### Exercise prompt:
Out of the lines below, please list those that hold the string "bieżących".

Records from a data collection:

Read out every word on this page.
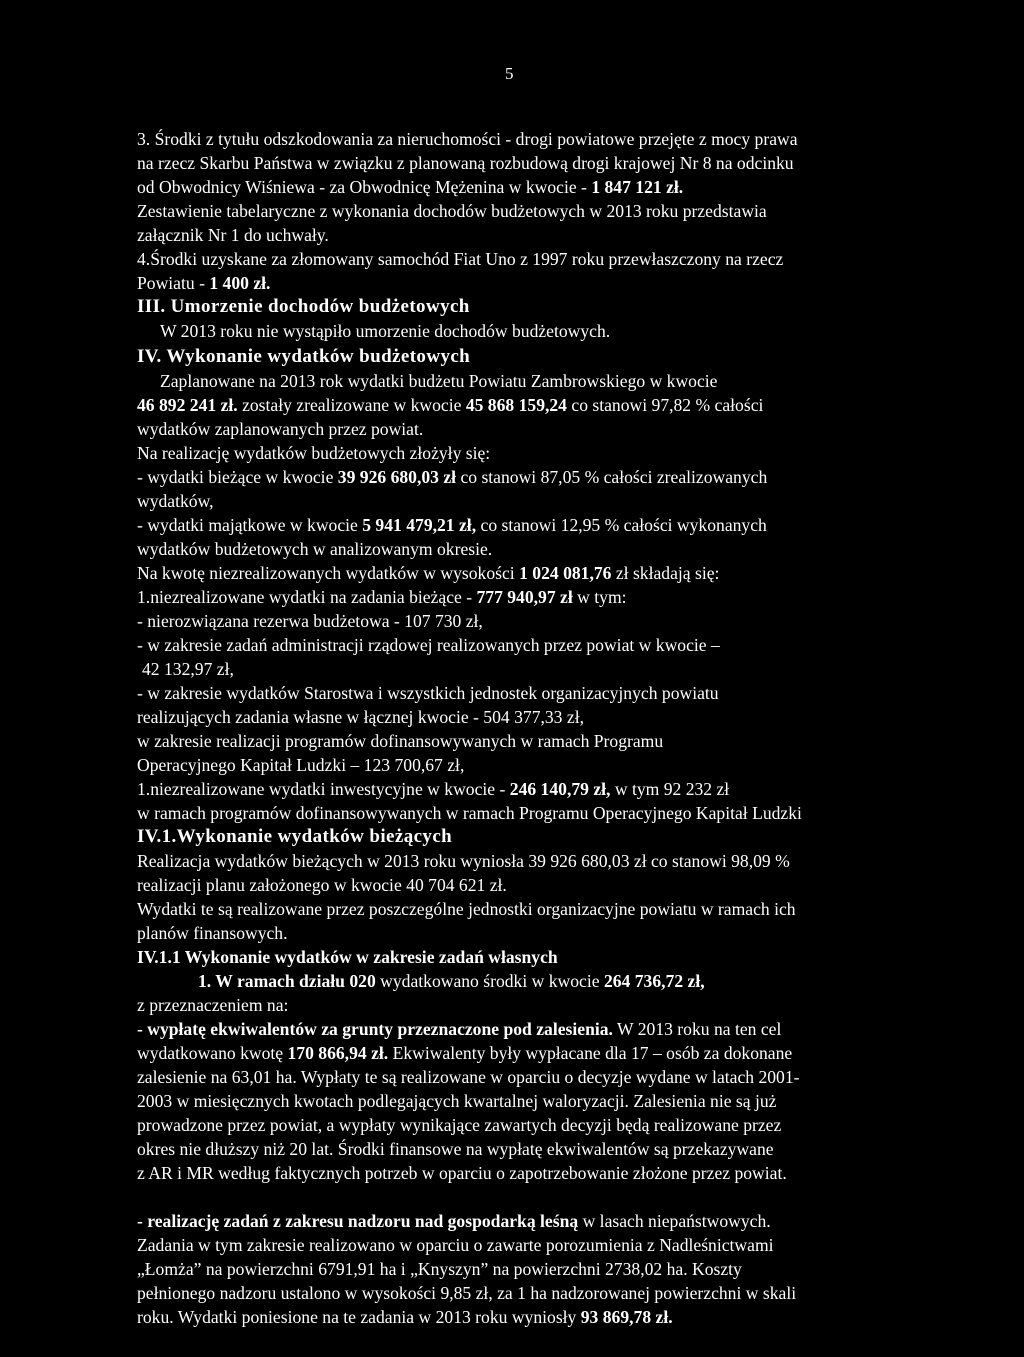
5
3. Środki z tytułu odszkodowania za nieruchomości - drogi powiatowe przejęte z mocy prawa
na rzecz Skarbu Państwa w związku z planowaną rozbudową drogi krajowej Nr 8 na odcinku
od Obwodnicy Wiśniewa - za Obwodnicę Mężenina w kwocie - 1 847 121 zł.
Zestawienie tabelaryczne z wykonania dochodów budżetowych w 2013 roku przedstawia
załącznik Nr 1 do uchwały.
4.Środki uzyskane za złomowany samochód Fiat Uno z 1997 roku przewłaszczony na rzecz
Powiatu - 1 400 zł.
III. Umorzenie dochodów budżetowych
W 2013 roku nie wystąpiło umorzenie dochodów budżetowych.
IV. Wykonanie wydatków budżetowych
Zaplanowane na 2013 rok wydatki budżetu Powiatu Zambrowskiego w kwocie
46 892 241 zł. zostały zrealizowane w kwocie 45 868 159,24 co stanowi 97,82 % całości
wydatków zaplanowanych przez powiat.
Na realizację wydatków budżetowych złożyły się:
- wydatki bieżące w kwocie 39 926 680,03 zł co stanowi 87,05 % całości zrealizowanych
wydatków,
- wydatki majątkowe w kwocie 5 941 479,21 zł, co stanowi 12,95 % całości wykonanych
wydatków budżetowych w analizowanym okresie.
Na kwotę niezrealizowanych wydatków w wysokości 1 024 081,76 zł składają się:
1.niezrealizowane wydatki na zadania bieżące - 777 940,97 zł w tym:
- nierozwiązana rezerwa budżetowa - 107 730 zł,
- w zakresie zadań administracji rządowej realizowanych przez powiat w kwocie –
42 132,97 zł,
- w zakresie wydatków Starostwa i wszystkich jednostek organizacyjnych powiatu
realizujących zadania własne w łącznej kwocie - 504 377,33 zł,
w zakresie realizacji programów dofinansowywanych w ramach Programu
Operacyjnego Kapitał Ludzki – 123 700,67 zł,
1.niezrealizowane wydatki inwestycyjne w kwocie - 246 140,79 zł, w tym 92 232 zł
w ramach programów dofinansowywanych w ramach Programu Operacyjnego Kapitał Ludzki
IV.1.Wykonanie wydatków bieżących
Realizacja wydatków bieżących w 2013 roku wyniosła 39 926 680,03 zł co stanowi 98,09 %
realizacji planu założonego w kwocie 40 704 621 zł.
Wydatki te są realizowane przez poszczególne jednostki organizacyjne powiatu w ramach ich
planów finansowych.
IV.1.1 Wykonanie wydatków w zakresie zadań własnych
1. W ramach działu 020 wydatkowano środki w kwocie 264 736,72 zł,
z przeznaczeniem na:
- wypłatę ekwiwalentów za grunty przeznaczone pod zalesienia. W 2013 roku na ten cel
wydatkowano kwotę 170 866,94 zł. Ekwiwalenty były wypłacane dla 17 – osób za dokonane
zalesienie na 63,01 ha. Wypłaty te są realizowane w oparciu o decyzje wydane w latach 2001-
2003 w miesięcznych kwotach podlegających kwartalnej waloryzacji. Zalesienia nie są już
prowadzone przez powiat, a wypłaty wynikające zawartych decyzji będą realizowane przez
okres nie dłuższy niż 20 lat. Środki finansowe na wypłatę ekwiwalentów są przekazywane
z AR i MR według faktycznych potrzeb w oparciu o zapotrzebowanie złożone przez powiat.
- realizację zadań z zakresu nadzoru nad gospodarką leśną w lasach niepaństwowych.
Zadania w tym zakresie realizowano w oparciu o zawarte porozumienia z Nadleśnictwami
„Łomża” na powierzchni 6791,91 ha i „Knyszyn” na powierzchni 2738,02 ha. Koszty
pełnionego nadzoru ustalono w wysokości 9,85 zł, za 1 ha nadzorowanej powierzchni w skali
roku. Wydatki poniesione na te zadania w 2013 roku wyniosły 93 869,78 zł.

### Answer below:
IV.1.Wykonanie wydatków bieżących
Realizacja wydatków bieżących w 2013 roku wyniosła 39 926 680,03 zł co stanowi 98,09 %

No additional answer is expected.